▸ **Challenge**:
Please work out how many lines in the material contain "fill" and give only that figure.

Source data
+--

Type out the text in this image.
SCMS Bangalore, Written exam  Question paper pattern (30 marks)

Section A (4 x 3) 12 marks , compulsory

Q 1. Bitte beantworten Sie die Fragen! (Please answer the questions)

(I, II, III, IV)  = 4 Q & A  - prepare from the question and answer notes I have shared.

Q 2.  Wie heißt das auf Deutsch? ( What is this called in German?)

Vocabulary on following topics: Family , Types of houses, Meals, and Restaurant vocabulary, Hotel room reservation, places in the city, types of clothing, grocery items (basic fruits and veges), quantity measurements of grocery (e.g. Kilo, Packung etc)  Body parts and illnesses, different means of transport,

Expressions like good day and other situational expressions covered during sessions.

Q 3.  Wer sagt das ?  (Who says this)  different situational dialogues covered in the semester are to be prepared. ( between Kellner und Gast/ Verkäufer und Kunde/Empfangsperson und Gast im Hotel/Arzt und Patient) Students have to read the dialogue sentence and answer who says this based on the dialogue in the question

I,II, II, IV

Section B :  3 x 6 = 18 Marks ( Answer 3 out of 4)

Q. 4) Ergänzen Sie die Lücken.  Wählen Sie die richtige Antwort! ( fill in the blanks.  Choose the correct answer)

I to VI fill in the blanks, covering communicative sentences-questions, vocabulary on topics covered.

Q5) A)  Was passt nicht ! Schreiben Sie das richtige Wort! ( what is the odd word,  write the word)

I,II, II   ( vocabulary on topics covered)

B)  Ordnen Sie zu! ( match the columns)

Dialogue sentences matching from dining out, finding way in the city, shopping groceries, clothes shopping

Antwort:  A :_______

+--

▸ **Answer for this exercise**:
2